[REQUIRED WORK] Rename "poem-line" to "verse-line" throughout the listing, and reproduce every other line without any change.

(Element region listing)

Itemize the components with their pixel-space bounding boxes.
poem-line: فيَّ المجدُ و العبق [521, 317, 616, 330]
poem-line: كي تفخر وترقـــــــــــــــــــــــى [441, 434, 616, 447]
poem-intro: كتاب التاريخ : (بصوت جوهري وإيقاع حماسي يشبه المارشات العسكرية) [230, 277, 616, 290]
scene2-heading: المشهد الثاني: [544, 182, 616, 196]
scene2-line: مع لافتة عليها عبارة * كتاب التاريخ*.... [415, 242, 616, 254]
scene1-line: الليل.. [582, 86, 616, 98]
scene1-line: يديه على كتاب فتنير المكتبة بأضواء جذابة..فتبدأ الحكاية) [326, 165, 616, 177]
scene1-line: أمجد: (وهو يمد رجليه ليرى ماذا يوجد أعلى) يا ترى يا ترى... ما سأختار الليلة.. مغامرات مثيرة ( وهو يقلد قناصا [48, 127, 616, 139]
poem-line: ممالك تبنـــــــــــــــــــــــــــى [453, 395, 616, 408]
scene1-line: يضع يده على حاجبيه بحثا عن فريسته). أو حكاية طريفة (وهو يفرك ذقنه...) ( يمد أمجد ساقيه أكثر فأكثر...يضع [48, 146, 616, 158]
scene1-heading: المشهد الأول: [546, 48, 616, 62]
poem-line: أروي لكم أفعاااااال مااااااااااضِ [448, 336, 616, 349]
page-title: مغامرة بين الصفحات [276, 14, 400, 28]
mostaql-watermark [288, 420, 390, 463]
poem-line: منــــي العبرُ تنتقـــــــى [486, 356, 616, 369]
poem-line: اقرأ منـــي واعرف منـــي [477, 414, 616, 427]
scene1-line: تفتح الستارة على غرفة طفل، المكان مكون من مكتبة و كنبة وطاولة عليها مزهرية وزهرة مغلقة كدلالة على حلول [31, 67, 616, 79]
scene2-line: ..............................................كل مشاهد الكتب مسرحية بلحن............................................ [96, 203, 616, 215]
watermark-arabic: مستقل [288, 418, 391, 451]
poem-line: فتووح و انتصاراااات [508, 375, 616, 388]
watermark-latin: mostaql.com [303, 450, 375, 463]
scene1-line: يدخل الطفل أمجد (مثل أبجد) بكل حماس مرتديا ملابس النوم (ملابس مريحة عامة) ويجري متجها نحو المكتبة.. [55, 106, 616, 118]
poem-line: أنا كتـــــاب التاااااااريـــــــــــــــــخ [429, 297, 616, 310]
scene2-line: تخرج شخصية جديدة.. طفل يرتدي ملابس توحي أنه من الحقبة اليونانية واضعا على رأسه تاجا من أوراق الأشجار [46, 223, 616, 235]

[SOLVED PROBLEM]
Itemize the components with their pixel-space bounding boxes.
verse-line: فيَّ المجدُ و العبق [521, 317, 616, 330]
verse-line: كي تفخر وترقـــــــــــــــــــــــى [441, 434, 616, 447]
poem-intro: كتاب التاريخ : (بصوت جوهري وإيقاع حماسي يشبه المارشات العسكرية) [230, 277, 616, 290]
scene2-heading: المشهد الثاني: [544, 182, 616, 196]
scene2-line: مع لافتة عليها عبارة * كتاب التاريخ*.... [415, 242, 616, 254]
scene1-line: الليل.. [582, 86, 616, 98]
scene1-line: يديه على كتاب فتنير المكتبة بأضواء جذابة..فتبدأ الحكاية) [326, 165, 616, 177]
scene1-line: أمجد: (وهو يمد رجليه ليرى ماذا يوجد أعلى) يا ترى يا ترى... ما سأختار الليلة.. مغامرات مثيرة ( وهو يقلد قناصا [48, 127, 616, 139]
verse-line: ممالك تبنـــــــــــــــــــــــــــى [453, 395, 616, 408]
scene1-line: يضع يده على حاجبيه بحثا عن فريسته). أو حكاية طريفة (وهو يفرك ذقنه...) ( يمد أمجد ساقيه أكثر فأكثر...يضع [48, 146, 616, 158]
scene1-heading: المشهد الأول: [546, 48, 616, 62]
verse-line: أروي لكم أفعاااااال مااااااااااضِ [448, 336, 616, 349]
page-title: مغامرة بين الصفحات [276, 14, 400, 28]
mostaql-watermark [288, 420, 390, 463]
verse-line: منــــي العبرُ تنتقـــــــى [486, 356, 616, 369]
verse-line: اقرأ منـــي واعرف منـــي [477, 414, 616, 427]
scene1-line: تفتح الستارة على غرفة طفل، المكان مكون من مكتبة و كنبة وطاولة عليها مزهرية وزهرة مغلقة كدلالة على حلول [31, 67, 616, 79]
scene2-line: ..............................................كل مشاهد الكتب مسرحية بلحن............................................ [96, 203, 616, 215]
watermark-arabic: مستقل [288, 418, 391, 451]
verse-line: فتووح و انتصاراااات [508, 375, 616, 388]
watermark-latin: mostaql.com [303, 450, 375, 463]
scene1-line: يدخل الطفل أمجد (مثل أبجد) بكل حماس مرتديا ملابس النوم (ملابس مريحة عامة) ويجري متجها نحو المكتبة.. [55, 106, 616, 118]
verse-line: أنا كتـــــاب التاااااااريـــــــــــــــــخ [429, 297, 616, 310]
scene2-line: تخرج شخصية جديدة.. طفل يرتدي ملابس توحي أنه من الحقبة اليونانية واضعا على رأسه تاجا من أوراق الأشجار [46, 223, 616, 235]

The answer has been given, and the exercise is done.